WHAT THE TASK REQUIRES = Select the lines below containing the word "Charges".

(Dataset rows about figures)
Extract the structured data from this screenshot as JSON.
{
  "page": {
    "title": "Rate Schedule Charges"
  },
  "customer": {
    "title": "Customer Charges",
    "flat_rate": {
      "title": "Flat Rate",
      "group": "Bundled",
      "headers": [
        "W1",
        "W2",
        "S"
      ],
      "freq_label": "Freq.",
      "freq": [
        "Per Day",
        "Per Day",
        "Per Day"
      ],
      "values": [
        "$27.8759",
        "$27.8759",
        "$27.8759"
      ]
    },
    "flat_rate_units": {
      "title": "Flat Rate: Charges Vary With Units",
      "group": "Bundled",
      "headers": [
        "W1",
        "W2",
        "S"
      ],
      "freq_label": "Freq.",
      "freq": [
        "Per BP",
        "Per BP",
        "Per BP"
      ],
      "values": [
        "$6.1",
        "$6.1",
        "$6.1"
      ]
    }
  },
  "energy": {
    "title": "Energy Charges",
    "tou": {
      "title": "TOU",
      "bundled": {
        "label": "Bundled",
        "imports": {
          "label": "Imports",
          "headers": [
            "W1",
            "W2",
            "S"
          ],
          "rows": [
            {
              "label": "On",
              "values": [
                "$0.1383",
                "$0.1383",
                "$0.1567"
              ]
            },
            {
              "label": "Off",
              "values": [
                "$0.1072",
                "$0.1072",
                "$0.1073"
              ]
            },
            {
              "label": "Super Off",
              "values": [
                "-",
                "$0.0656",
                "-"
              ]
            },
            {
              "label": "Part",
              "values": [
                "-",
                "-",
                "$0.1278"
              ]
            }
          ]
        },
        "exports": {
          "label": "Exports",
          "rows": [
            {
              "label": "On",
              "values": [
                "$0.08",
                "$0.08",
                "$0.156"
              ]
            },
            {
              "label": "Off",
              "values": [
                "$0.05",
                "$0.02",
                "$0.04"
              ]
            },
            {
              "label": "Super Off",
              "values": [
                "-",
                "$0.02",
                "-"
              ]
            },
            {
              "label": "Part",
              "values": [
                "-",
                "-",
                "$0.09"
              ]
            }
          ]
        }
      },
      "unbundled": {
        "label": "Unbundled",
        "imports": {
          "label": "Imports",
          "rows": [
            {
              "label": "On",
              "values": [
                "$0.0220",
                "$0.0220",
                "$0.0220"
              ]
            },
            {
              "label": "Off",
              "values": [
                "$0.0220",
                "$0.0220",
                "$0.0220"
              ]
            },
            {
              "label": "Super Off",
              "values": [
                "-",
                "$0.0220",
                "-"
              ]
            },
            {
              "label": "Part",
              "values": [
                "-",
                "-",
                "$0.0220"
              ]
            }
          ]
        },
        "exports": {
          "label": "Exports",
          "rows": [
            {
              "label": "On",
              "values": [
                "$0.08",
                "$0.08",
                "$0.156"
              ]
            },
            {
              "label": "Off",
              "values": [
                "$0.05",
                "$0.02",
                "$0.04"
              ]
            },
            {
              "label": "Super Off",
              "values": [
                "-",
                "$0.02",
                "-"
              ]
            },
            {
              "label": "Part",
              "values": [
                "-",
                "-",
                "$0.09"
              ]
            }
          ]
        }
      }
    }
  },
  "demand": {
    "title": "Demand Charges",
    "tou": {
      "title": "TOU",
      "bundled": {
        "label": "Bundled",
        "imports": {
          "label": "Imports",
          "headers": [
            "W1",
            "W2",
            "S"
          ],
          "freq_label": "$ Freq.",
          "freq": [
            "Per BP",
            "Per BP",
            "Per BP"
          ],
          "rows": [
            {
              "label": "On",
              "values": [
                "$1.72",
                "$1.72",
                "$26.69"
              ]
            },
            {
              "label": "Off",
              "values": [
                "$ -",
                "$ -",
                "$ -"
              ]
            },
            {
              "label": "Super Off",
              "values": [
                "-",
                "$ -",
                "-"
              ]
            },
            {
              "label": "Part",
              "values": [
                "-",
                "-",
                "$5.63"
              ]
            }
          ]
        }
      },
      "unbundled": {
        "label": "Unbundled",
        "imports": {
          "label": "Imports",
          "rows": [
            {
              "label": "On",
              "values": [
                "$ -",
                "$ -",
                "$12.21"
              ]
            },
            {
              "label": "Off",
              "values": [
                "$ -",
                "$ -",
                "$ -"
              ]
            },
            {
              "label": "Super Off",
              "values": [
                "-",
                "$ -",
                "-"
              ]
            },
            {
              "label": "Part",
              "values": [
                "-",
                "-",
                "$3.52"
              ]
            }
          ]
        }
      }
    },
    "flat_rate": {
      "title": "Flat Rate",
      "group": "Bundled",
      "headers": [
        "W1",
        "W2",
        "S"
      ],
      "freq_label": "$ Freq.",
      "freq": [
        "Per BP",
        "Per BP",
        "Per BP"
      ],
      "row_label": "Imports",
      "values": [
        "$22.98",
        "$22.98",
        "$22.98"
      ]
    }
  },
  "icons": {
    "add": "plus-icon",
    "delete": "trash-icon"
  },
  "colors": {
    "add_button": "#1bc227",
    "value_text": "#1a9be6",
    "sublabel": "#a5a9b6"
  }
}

CORRECT ANSWER =
    "title": "Rate Schedule Charges"
    "title": "Customer Charges",
      "title": "Flat Rate: Charges Vary With Units",
    "title": "Energy Charges",
    "title": "Demand Charges",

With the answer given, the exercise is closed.